* [What to produce]:
Return all lines where the word "screenshot" can be found.

++++++

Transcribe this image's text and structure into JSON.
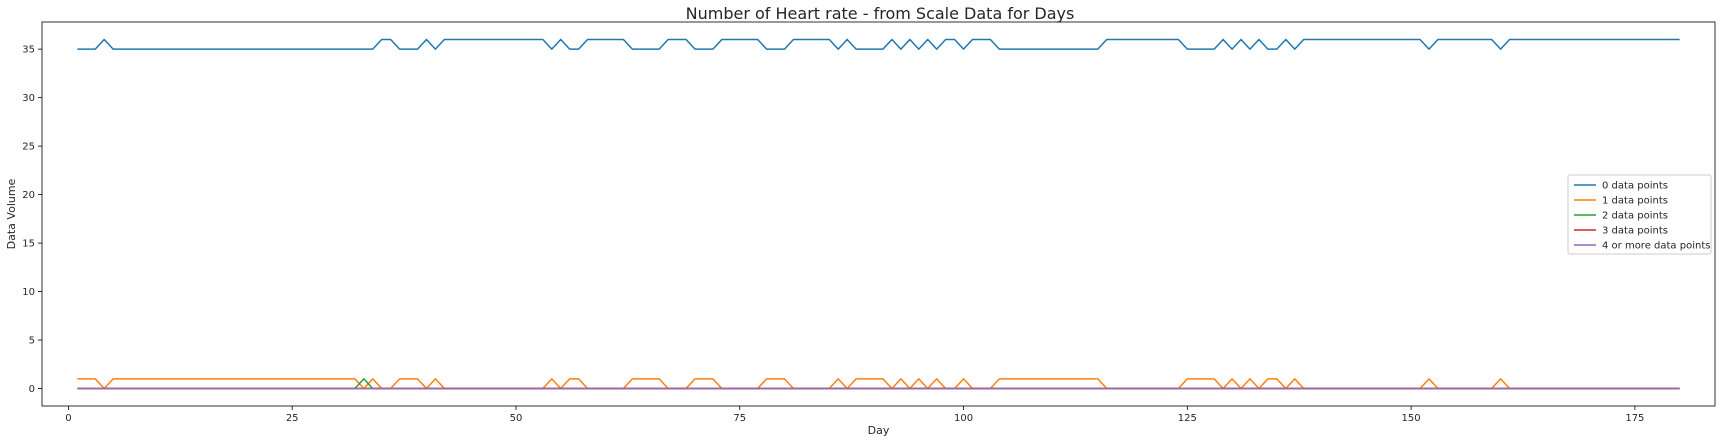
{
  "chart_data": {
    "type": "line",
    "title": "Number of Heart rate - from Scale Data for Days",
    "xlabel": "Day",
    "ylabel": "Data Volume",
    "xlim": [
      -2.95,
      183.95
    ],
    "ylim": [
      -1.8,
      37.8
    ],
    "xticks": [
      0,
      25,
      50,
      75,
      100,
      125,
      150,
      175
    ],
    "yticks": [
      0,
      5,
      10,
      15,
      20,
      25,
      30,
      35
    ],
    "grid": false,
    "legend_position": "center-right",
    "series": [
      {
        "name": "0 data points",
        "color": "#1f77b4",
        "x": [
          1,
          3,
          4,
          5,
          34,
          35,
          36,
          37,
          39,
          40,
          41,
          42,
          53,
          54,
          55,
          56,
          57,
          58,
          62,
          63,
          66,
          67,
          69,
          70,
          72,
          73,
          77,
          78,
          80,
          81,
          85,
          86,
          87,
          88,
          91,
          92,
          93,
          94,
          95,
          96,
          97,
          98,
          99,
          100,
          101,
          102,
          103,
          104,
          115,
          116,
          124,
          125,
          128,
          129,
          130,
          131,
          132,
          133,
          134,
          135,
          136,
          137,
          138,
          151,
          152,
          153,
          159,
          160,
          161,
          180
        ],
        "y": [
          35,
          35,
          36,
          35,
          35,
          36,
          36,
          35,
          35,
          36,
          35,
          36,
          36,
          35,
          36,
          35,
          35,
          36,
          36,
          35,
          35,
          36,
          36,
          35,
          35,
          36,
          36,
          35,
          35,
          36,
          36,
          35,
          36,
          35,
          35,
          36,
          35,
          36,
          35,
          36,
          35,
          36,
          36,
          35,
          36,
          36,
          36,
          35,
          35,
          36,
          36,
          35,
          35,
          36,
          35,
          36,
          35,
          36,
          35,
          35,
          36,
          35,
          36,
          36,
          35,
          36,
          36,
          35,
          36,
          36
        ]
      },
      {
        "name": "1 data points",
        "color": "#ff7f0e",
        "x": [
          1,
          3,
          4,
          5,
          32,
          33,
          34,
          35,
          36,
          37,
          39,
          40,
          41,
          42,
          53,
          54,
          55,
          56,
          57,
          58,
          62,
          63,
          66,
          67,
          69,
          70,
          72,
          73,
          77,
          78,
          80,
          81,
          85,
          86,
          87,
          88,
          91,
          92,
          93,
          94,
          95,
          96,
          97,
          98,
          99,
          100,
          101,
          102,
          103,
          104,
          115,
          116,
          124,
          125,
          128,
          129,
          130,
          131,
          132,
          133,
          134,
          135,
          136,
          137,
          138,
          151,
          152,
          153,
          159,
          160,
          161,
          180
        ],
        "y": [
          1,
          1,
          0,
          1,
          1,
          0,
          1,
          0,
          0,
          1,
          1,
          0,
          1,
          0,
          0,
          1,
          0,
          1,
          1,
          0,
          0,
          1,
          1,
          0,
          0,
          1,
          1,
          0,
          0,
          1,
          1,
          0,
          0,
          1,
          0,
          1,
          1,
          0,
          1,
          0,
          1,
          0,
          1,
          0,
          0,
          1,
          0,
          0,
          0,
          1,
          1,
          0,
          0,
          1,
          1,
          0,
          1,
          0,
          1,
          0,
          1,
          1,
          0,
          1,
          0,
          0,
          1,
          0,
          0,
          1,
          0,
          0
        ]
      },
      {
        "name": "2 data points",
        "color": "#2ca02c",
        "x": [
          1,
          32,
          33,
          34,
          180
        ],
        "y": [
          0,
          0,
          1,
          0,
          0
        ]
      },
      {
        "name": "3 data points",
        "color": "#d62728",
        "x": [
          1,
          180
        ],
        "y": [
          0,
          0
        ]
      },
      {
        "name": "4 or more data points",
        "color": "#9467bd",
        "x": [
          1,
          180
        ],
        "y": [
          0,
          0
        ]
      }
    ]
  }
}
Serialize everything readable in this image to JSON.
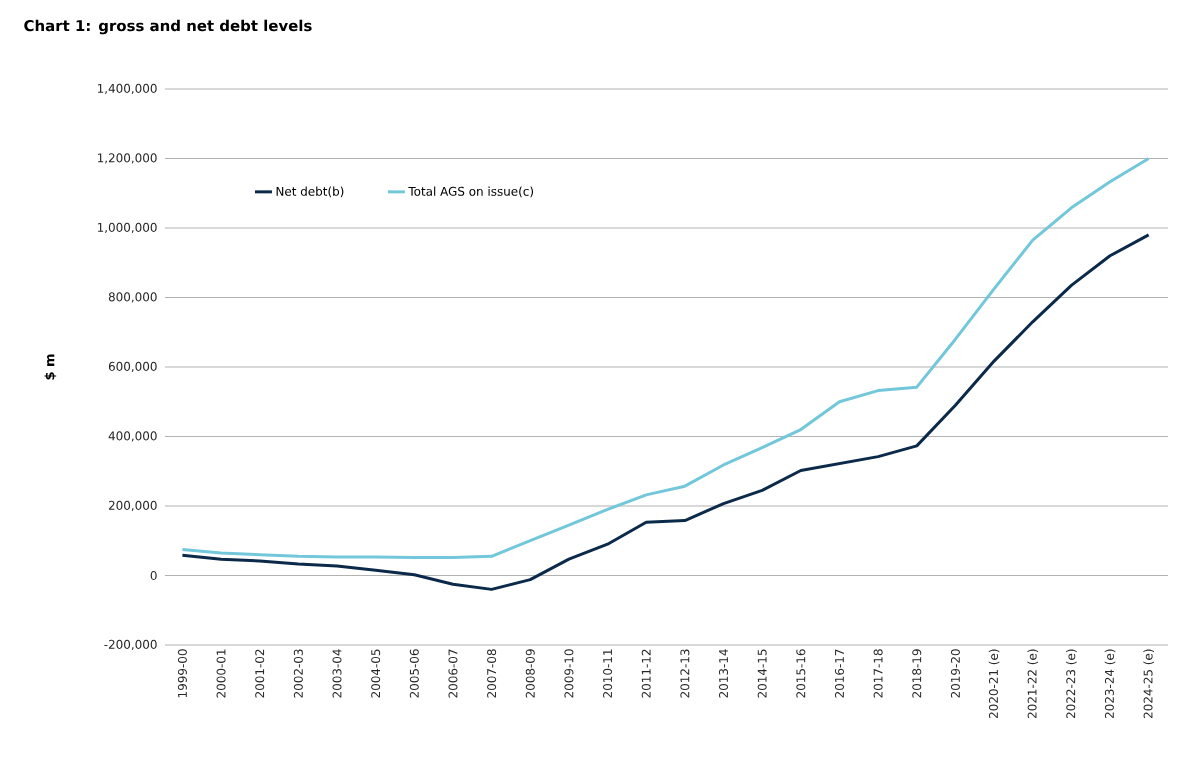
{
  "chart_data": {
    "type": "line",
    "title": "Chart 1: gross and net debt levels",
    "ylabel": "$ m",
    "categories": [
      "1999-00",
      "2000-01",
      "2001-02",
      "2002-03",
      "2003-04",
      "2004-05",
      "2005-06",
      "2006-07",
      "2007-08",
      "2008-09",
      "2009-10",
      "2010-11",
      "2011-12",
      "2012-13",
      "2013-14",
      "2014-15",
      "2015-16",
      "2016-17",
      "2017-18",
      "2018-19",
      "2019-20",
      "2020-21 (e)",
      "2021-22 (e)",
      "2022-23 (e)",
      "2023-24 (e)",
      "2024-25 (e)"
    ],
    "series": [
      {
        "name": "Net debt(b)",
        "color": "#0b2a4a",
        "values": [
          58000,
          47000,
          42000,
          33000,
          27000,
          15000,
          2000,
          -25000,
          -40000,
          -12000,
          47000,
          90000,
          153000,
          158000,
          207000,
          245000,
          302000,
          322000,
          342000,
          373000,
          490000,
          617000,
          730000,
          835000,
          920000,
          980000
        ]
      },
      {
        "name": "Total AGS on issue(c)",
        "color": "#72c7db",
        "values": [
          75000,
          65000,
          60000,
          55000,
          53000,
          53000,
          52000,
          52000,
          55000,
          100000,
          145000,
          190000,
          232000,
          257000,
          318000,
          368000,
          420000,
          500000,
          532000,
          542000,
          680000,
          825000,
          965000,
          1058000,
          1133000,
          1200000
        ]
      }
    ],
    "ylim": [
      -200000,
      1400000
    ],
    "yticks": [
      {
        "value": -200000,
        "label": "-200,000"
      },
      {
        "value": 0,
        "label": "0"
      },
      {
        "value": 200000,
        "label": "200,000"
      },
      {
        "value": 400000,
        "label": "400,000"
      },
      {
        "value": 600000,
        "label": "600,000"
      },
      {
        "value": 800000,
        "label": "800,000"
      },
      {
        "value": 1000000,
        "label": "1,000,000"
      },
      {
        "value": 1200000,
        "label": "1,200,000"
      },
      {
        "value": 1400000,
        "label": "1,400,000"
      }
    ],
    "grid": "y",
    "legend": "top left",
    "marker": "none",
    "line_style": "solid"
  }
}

++++++

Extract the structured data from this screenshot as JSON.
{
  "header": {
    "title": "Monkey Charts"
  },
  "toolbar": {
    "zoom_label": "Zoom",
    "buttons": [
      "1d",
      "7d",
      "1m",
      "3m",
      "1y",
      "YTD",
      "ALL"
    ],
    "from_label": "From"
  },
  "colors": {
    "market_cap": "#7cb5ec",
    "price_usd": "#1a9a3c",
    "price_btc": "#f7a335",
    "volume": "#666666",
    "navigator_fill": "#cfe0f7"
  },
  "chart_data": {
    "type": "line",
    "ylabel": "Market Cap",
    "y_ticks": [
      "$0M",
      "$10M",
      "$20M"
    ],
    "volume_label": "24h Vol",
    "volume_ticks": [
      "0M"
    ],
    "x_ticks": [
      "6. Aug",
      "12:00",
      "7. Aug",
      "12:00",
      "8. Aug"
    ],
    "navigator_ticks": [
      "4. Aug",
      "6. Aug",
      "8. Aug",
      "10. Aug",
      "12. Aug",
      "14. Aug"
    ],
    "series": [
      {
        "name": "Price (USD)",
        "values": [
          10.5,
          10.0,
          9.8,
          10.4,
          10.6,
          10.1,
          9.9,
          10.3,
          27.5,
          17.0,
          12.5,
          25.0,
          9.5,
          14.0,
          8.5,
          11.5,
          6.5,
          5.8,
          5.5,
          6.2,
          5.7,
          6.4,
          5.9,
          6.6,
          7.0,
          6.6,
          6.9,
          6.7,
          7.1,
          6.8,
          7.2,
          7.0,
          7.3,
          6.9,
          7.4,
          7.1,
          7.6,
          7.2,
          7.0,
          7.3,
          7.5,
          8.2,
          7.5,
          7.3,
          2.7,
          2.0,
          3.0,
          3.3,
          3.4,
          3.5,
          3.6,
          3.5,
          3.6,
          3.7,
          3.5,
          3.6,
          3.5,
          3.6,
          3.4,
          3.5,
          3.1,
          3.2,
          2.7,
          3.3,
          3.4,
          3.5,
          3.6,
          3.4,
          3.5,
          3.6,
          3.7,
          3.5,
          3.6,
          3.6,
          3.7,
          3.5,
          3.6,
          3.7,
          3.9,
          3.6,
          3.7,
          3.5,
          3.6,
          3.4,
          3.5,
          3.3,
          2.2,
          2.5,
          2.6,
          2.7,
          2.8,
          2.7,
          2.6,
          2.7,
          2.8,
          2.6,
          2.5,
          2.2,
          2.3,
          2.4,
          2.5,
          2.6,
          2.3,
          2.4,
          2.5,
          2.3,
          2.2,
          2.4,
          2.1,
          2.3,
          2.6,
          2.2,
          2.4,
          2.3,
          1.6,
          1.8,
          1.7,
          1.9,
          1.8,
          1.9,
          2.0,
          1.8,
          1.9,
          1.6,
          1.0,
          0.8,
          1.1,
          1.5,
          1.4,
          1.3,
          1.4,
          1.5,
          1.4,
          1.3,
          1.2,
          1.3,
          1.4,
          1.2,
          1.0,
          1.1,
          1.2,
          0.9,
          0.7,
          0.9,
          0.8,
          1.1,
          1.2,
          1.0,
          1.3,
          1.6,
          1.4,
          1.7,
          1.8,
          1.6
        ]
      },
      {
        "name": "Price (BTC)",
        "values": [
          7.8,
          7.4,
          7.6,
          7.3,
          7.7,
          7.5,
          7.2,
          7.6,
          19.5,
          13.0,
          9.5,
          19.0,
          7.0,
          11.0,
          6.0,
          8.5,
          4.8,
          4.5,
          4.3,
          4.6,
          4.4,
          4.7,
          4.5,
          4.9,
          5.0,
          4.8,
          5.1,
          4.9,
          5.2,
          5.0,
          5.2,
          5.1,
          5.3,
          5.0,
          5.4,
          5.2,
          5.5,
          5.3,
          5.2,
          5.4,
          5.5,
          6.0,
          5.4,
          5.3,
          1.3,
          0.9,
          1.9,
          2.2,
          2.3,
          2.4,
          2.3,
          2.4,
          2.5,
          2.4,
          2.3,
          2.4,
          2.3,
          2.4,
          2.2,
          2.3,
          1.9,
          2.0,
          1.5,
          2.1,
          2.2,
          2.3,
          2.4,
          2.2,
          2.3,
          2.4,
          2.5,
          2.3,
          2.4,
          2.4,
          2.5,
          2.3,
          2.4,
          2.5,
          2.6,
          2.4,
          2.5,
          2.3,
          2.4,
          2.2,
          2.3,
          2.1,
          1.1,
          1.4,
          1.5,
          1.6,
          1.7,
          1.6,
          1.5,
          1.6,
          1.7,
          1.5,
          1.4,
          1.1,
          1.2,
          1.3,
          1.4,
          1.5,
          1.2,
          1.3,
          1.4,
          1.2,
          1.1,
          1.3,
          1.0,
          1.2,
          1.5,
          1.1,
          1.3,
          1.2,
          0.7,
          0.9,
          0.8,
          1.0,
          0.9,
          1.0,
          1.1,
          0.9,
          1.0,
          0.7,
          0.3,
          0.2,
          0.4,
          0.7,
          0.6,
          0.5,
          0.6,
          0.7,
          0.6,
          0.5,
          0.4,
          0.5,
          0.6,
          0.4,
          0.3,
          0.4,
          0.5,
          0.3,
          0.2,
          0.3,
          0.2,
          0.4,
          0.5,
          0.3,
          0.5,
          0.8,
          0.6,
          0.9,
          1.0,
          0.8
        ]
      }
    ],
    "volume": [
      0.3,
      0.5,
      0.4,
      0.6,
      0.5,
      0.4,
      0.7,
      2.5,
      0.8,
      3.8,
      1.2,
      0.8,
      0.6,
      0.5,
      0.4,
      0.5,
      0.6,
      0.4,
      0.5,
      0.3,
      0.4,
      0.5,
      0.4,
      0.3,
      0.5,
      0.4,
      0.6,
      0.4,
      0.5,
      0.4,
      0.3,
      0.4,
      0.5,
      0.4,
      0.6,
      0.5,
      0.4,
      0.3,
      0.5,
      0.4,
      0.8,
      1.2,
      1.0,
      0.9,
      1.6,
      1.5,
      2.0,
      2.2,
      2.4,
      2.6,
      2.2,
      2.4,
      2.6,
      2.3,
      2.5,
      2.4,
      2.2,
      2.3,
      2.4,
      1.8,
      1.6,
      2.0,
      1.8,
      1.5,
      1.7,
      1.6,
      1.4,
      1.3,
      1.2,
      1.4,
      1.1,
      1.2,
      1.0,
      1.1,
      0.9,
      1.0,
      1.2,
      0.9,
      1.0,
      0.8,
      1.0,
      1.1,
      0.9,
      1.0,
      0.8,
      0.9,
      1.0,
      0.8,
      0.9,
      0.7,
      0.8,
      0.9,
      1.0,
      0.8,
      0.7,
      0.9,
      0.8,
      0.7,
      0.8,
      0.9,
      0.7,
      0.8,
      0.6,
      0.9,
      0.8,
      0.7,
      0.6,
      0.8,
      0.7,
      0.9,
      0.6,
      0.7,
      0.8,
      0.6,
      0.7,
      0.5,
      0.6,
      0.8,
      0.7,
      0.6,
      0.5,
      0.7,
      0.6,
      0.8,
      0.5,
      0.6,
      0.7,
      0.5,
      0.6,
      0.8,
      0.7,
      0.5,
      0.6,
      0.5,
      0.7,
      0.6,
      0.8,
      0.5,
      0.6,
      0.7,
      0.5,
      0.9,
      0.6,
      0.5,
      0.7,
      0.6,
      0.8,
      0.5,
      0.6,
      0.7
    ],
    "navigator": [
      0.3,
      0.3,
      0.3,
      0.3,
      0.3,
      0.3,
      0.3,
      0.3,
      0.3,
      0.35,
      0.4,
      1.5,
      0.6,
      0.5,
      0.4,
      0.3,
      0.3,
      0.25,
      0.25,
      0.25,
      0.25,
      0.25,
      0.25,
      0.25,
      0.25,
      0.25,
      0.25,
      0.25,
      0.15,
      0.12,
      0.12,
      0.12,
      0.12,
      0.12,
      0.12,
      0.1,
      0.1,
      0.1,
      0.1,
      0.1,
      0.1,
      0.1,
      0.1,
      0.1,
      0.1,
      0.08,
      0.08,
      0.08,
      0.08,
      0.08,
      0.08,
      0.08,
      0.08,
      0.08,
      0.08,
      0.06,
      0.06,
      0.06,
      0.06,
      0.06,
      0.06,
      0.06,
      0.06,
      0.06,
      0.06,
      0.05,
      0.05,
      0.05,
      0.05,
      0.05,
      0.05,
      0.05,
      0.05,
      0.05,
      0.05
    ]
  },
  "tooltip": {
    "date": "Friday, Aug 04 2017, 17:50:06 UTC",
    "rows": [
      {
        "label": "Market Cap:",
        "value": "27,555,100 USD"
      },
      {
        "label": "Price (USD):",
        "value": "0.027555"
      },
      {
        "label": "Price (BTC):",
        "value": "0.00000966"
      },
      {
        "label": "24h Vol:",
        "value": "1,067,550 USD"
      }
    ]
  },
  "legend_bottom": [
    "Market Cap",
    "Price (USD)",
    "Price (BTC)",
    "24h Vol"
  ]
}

++++++

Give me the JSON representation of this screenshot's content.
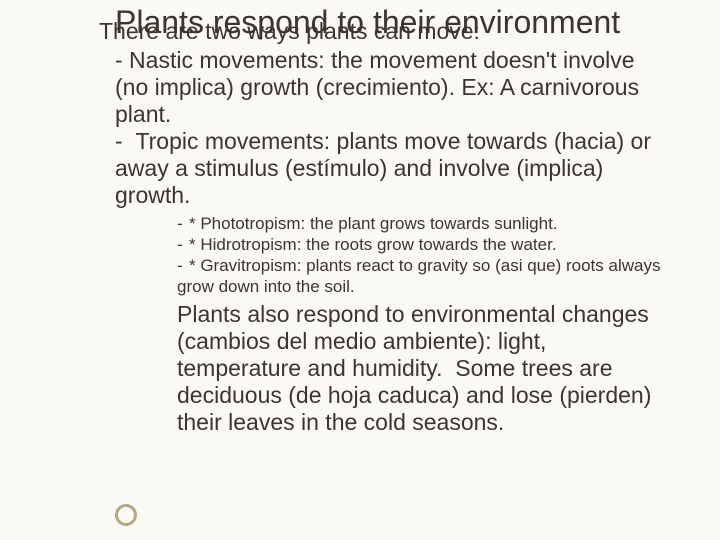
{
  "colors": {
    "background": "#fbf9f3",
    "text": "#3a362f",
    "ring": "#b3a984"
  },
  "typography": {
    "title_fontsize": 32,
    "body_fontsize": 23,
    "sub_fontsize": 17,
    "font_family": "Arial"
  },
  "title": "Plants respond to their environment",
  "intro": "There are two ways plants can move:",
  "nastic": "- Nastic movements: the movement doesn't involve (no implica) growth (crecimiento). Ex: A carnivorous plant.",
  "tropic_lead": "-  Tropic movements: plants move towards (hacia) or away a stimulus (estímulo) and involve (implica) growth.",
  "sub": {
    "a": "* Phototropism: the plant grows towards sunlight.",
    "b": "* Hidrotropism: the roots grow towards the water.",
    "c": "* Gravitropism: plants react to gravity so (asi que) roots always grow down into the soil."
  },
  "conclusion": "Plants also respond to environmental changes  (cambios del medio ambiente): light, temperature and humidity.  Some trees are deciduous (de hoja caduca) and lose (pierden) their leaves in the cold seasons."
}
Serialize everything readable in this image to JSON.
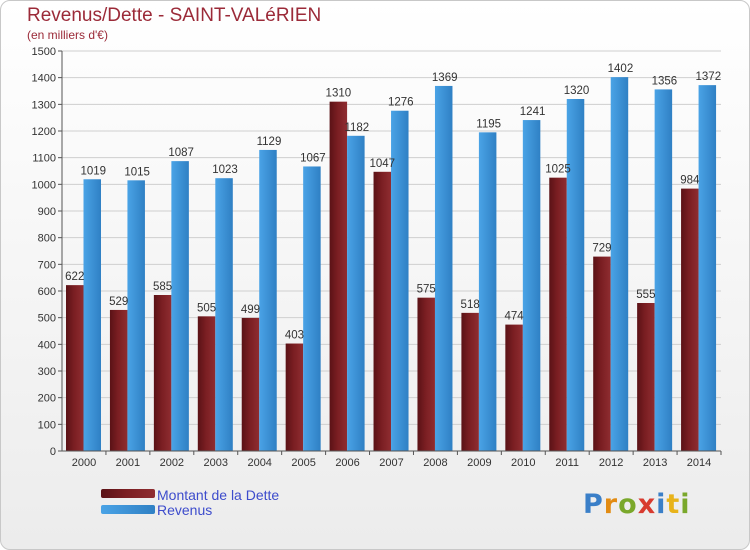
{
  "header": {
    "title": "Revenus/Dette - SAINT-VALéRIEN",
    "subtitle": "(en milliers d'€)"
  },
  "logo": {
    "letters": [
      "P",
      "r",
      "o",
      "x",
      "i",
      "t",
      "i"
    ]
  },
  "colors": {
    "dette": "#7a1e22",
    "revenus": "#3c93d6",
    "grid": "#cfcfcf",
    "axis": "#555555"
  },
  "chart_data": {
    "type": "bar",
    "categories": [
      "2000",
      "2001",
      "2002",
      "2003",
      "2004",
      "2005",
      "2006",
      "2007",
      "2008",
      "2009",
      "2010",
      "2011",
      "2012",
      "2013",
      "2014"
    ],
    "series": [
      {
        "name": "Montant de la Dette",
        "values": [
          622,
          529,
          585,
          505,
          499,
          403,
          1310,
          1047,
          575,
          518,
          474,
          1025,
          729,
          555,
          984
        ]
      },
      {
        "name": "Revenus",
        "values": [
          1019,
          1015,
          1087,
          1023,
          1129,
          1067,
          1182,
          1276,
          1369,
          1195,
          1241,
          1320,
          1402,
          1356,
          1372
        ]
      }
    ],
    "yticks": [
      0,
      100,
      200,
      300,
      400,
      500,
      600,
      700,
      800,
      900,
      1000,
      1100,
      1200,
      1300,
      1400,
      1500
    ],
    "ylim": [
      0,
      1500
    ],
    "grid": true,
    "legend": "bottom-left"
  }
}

++++++

* [Solved problem]:
Extract the structured data from this screenshot as JSON.
Give me the JSON representation of this screenshot's content.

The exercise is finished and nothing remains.